> **TASK TO CARRY OUT**
Produce an exact transcription of the listing below, omitting the pictures.

> **MATERIALS PROVIDED**
⁂

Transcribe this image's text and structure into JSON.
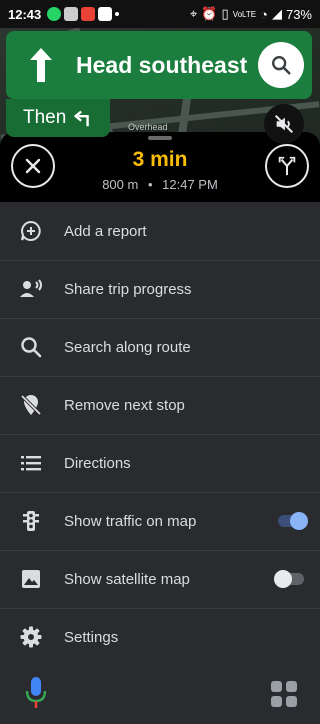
{
  "status_bar": {
    "time": "12:43",
    "battery": "73%"
  },
  "navigation": {
    "instruction": "Head southeast",
    "next_label": "Then",
    "map_label": "Overhead"
  },
  "trip": {
    "eta": "3 min",
    "distance": "800 m",
    "separator": "•",
    "arrival": "12:47 PM"
  },
  "menu": {
    "add_report": "Add a report",
    "share_trip": "Share trip progress",
    "search_route": "Search along route",
    "remove_stop": "Remove next stop",
    "directions": "Directions",
    "traffic": "Show traffic on map",
    "satellite": "Show satellite map",
    "settings": "Settings"
  },
  "toggles": {
    "traffic_on": true,
    "satellite_on": false
  },
  "colors": {
    "nav_green": "#1b7e3e",
    "eta_yellow": "#fbbc04",
    "toggle_blue": "#8ab4f8",
    "highlight_red": "#e00000"
  },
  "icons": {
    "instruction": "arrow-up-icon",
    "next_turn": "turn-left-icon",
    "search": "search-icon",
    "mute": "volume-off-icon",
    "close": "close-icon",
    "route": "route-options-icon",
    "report": "add-report-icon",
    "share": "share-person-icon",
    "search_route": "search-icon",
    "remove_stop": "remove-stop-icon",
    "directions": "list-icon",
    "traffic": "traffic-light-icon",
    "satellite": "image-icon",
    "settings": "gear-icon",
    "mic": "mic-icon",
    "apps": "apps-grid-icon"
  }
}
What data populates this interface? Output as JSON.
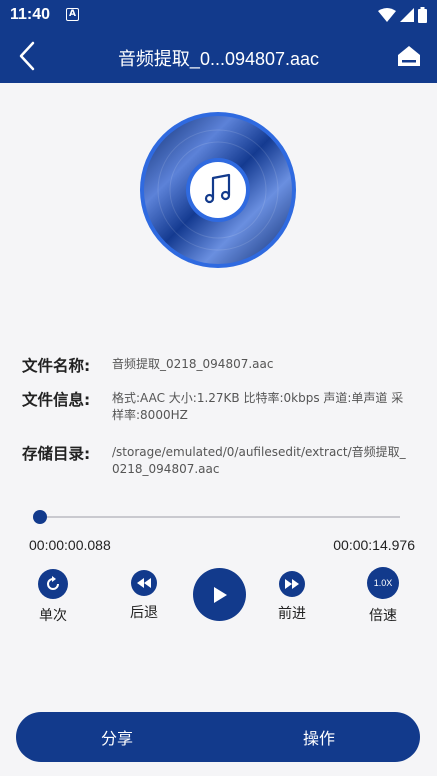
{
  "status": {
    "time": "11:40",
    "a_icon": "A"
  },
  "appbar": {
    "title": "音频提取_0...094807.aac"
  },
  "file_info": {
    "name_label": "文件名称:",
    "name_value": "音频提取_0218_094807.aac",
    "info_label": "文件信息:",
    "info_value": "格式:AAC  大小:1.27KB  比特率:0kbps  声道:单声道  采样率:8000HZ",
    "dir_label": "存储目录:",
    "dir_value": "/storage/emulated/0/aufilesedit/extract/音频提取_0218_094807.aac"
  },
  "player": {
    "current_time": "00:00:00.088",
    "total_time": "00:00:14.976",
    "progress_fraction": 0.006,
    "controls": {
      "single_label": "单次",
      "rewind_label": "后退",
      "forward_label": "前进",
      "speed_label": "倍速",
      "speed_value": "1.0X"
    }
  },
  "bottom": {
    "share_label": "分享",
    "action_label": "操作"
  },
  "colors": {
    "primary": "#123a8c",
    "background": "#f5f5f7",
    "disc_ring": "#2f6ae0"
  }
}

⁂

> **SOLVED PROBLEM**
Transcribe this image's text and structure into JSON.
{
  "status_bar": {
    "time": "12:43",
    "battery": "73%"
  },
  "navigation": {
    "instruction": "Head southeast",
    "next_label": "Then",
    "map_label": "Overhead"
  },
  "trip": {
    "eta": "3 min",
    "distance": "800 m",
    "separator": "•",
    "arrival": "12:47 PM"
  },
  "menu": {
    "add_report": "Add a report",
    "share_trip": "Share trip progress",
    "search_route": "Search along route",
    "remove_stop": "Remove next stop",
    "directions": "Directions",
    "traffic": "Show traffic on map",
    "satellite": "Show satellite map",
    "settings": "Settings"
  },
  "toggles": {
    "traffic_on": true,
    "satellite_on": false
  },
  "colors": {
    "nav_green": "#1b7e3e",
    "eta_yellow": "#fbbc04",
    "toggle_blue": "#8ab4f8",
    "highlight_red": "#e00000"
  },
  "icons": {
    "instruction": "arrow-up-icon",
    "next_turn": "turn-left-icon",
    "search": "search-icon",
    "mute": "volume-off-icon",
    "close": "close-icon",
    "route": "route-options-icon",
    "report": "add-report-icon",
    "share": "share-person-icon",
    "search_route": "search-icon",
    "remove_stop": "remove-stop-icon",
    "directions": "list-icon",
    "traffic": "traffic-light-icon",
    "satellite": "image-icon",
    "settings": "gear-icon",
    "mic": "mic-icon",
    "apps": "apps-grid-icon"
  }
}
What data populates this interface? Output as JSON.
{
  "status": {
    "time": "11:40",
    "a_icon": "A"
  },
  "appbar": {
    "title": "音频提取_0...094807.aac"
  },
  "file_info": {
    "name_label": "文件名称:",
    "name_value": "音频提取_0218_094807.aac",
    "info_label": "文件信息:",
    "info_value": "格式:AAC  大小:1.27KB  比特率:0kbps  声道:单声道  采样率:8000HZ",
    "dir_label": "存储目录:",
    "dir_value": "/storage/emulated/0/aufilesedit/extract/音频提取_0218_094807.aac"
  },
  "player": {
    "current_time": "00:00:00.088",
    "total_time": "00:00:14.976",
    "progress_fraction": 0.006,
    "controls": {
      "single_label": "单次",
      "rewind_label": "后退",
      "forward_label": "前进",
      "speed_label": "倍速",
      "speed_value": "1.0X"
    }
  },
  "bottom": {
    "share_label": "分享",
    "action_label": "操作"
  },
  "colors": {
    "primary": "#123a8c",
    "background": "#f5f5f7",
    "disc_ring": "#2f6ae0"
  }
}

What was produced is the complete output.